_Your objective_
Copy the records below exactly as they are written.

_Source material_
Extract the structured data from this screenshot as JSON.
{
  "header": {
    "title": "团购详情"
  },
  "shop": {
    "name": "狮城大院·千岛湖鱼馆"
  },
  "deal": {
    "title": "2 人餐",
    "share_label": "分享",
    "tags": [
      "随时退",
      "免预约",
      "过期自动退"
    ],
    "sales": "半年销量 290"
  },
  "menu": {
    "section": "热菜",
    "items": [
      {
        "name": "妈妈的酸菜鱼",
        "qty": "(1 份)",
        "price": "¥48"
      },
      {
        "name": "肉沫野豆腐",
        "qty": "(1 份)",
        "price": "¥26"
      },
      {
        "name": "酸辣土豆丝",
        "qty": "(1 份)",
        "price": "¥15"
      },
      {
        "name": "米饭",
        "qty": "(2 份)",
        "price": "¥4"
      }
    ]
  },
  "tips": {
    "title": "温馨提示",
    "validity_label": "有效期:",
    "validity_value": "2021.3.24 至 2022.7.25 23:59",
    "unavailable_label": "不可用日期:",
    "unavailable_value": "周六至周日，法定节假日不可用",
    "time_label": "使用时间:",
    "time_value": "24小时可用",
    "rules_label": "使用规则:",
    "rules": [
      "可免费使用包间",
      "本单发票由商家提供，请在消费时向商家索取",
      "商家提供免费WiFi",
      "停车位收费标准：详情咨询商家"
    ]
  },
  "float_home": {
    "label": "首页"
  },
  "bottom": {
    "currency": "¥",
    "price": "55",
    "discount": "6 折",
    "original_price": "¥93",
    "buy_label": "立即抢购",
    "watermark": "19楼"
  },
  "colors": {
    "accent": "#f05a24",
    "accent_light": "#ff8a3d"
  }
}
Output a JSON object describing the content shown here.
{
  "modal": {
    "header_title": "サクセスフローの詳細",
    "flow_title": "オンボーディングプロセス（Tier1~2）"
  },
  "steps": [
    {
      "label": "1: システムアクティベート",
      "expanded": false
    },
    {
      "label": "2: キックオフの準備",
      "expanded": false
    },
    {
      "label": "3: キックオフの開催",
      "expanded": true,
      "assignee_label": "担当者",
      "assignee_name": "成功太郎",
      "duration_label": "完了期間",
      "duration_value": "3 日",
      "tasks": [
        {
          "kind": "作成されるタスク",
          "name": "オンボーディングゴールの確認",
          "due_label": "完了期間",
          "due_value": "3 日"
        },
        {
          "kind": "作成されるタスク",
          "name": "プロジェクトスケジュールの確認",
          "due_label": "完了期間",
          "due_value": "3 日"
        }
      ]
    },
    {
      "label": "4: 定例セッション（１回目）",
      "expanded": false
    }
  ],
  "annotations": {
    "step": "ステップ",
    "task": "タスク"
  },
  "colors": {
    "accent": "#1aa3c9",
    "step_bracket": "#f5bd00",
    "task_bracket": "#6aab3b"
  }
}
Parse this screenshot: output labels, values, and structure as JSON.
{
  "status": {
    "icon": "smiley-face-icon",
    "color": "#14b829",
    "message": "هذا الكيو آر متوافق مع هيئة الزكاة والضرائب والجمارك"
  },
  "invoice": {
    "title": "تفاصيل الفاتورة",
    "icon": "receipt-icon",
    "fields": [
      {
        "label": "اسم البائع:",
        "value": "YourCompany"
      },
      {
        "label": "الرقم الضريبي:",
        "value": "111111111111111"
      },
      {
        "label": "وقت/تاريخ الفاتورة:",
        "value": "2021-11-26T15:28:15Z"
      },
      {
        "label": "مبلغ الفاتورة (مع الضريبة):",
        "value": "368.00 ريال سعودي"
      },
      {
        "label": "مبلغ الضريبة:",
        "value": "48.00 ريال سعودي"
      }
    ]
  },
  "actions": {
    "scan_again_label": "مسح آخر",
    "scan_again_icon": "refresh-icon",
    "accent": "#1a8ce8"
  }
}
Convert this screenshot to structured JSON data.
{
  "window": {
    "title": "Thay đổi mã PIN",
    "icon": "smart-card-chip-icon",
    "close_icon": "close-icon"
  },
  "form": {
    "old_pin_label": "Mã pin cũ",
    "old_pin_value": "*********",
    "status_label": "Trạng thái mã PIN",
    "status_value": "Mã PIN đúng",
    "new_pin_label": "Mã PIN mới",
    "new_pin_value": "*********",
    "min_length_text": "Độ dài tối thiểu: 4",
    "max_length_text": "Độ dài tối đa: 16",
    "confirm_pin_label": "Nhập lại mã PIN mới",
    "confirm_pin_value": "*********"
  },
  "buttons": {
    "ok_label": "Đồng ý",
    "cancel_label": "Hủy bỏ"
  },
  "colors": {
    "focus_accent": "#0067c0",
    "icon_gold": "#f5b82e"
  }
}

_Result of the exercise_
Extract the structured data from this screenshot as JSON.
{
  "header": {
    "title": "团购详情"
  },
  "shop": {
    "name": "狮城大院·千岛湖鱼馆"
  },
  "deal": {
    "title": "2 人餐",
    "share_label": "分享",
    "tags": [
      "随时退",
      "免预约",
      "过期自动退"
    ],
    "sales": "半年销量 290"
  },
  "menu": {
    "section": "热菜",
    "items": [
      {
        "name": "妈妈的酸菜鱼",
        "qty": "(1 份)",
        "price": "¥48"
      },
      {
        "name": "肉沫野豆腐",
        "qty": "(1 份)",
        "price": "¥26"
      },
      {
        "name": "酸辣土豆丝",
        "qty": "(1 份)",
        "price": "¥15"
      },
      {
        "name": "米饭",
        "qty": "(2 份)",
        "price": "¥4"
      }
    ]
  },
  "tips": {
    "title": "温馨提示",
    "validity_label": "有效期:",
    "validity_value": "2021.3.24 至 2022.7.25 23:59",
    "unavailable_label": "不可用日期:",
    "unavailable_value": "周六至周日，法定节假日不可用",
    "time_label": "使用时间:",
    "time_value": "24小时可用",
    "rules_label": "使用规则:",
    "rules": [
      "可免费使用包间",
      "本单发票由商家提供，请在消费时向商家索取",
      "商家提供免费WiFi",
      "停车位收费标准：详情咨询商家"
    ]
  },
  "float_home": {
    "label": "首页"
  },
  "bottom": {
    "currency": "¥",
    "price": "55",
    "discount": "6 折",
    "original_price": "¥93",
    "buy_label": "立即抢购",
    "watermark": "19楼"
  },
  "colors": {
    "accent": "#f05a24",
    "accent_light": "#ff8a3d"
  }
}
Output a JSON object describing the content shown here.
{
  "modal": {
    "header_title": "サクセスフローの詳細",
    "flow_title": "オンボーディングプロセス（Tier1~2）"
  },
  "steps": [
    {
      "label": "1: システムアクティベート",
      "expanded": false
    },
    {
      "label": "2: キックオフの準備",
      "expanded": false
    },
    {
      "label": "3: キックオフの開催",
      "expanded": true,
      "assignee_label": "担当者",
      "assignee_name": "成功太郎",
      "duration_label": "完了期間",
      "duration_value": "3 日",
      "tasks": [
        {
          "kind": "作成されるタスク",
          "name": "オンボーディングゴールの確認",
          "due_label": "完了期間",
          "due_value": "3 日"
        },
        {
          "kind": "作成されるタスク",
          "name": "プロジェクトスケジュールの確認",
          "due_label": "完了期間",
          "due_value": "3 日"
        }
      ]
    },
    {
      "label": "4: 定例セッション（１回目）",
      "expanded": false
    }
  ],
  "annotations": {
    "step": "ステップ",
    "task": "タスク"
  },
  "colors": {
    "accent": "#1aa3c9",
    "step_bracket": "#f5bd00",
    "task_bracket": "#6aab3b"
  }
}
Parse this screenshot: output labels, values, and structure as JSON.
{
  "status": {
    "icon": "smiley-face-icon",
    "color": "#14b829",
    "message": "هذا الكيو آر متوافق مع هيئة الزكاة والضرائب والجمارك"
  },
  "invoice": {
    "title": "تفاصيل الفاتورة",
    "icon": "receipt-icon",
    "fields": [
      {
        "label": "اسم البائع:",
        "value": "YourCompany"
      },
      {
        "label": "الرقم الضريبي:",
        "value": "111111111111111"
      },
      {
        "label": "وقت/تاريخ الفاتورة:",
        "value": "2021-11-26T15:28:15Z"
      },
      {
        "label": "مبلغ الفاتورة (مع الضريبة):",
        "value": "368.00 ريال سعودي"
      },
      {
        "label": "مبلغ الضريبة:",
        "value": "48.00 ريال سعودي"
      }
    ]
  },
  "actions": {
    "scan_again_label": "مسح آخر",
    "scan_again_icon": "refresh-icon",
    "accent": "#1a8ce8"
  }
}
Convert this screenshot to structured JSON data.
{
  "window": {
    "title": "Thay đổi mã PIN",
    "icon": "smart-card-chip-icon",
    "close_icon": "close-icon"
  },
  "form": {
    "old_pin_label": "Mã pin cũ",
    "old_pin_value": "*********",
    "status_label": "Trạng thái mã PIN",
    "status_value": "Mã PIN đúng",
    "new_pin_label": "Mã PIN mới",
    "new_pin_value": "*********",
    "min_length_text": "Độ dài tối thiểu: 4",
    "max_length_text": "Độ dài tối đa: 16",
    "confirm_pin_label": "Nhập lại mã PIN mới",
    "confirm_pin_value": "*********"
  },
  "buttons": {
    "ok_label": "Đồng ý",
    "cancel_label": "Hủy bỏ"
  },
  "colors": {
    "focus_accent": "#0067c0",
    "icon_gold": "#f5b82e"
  }
}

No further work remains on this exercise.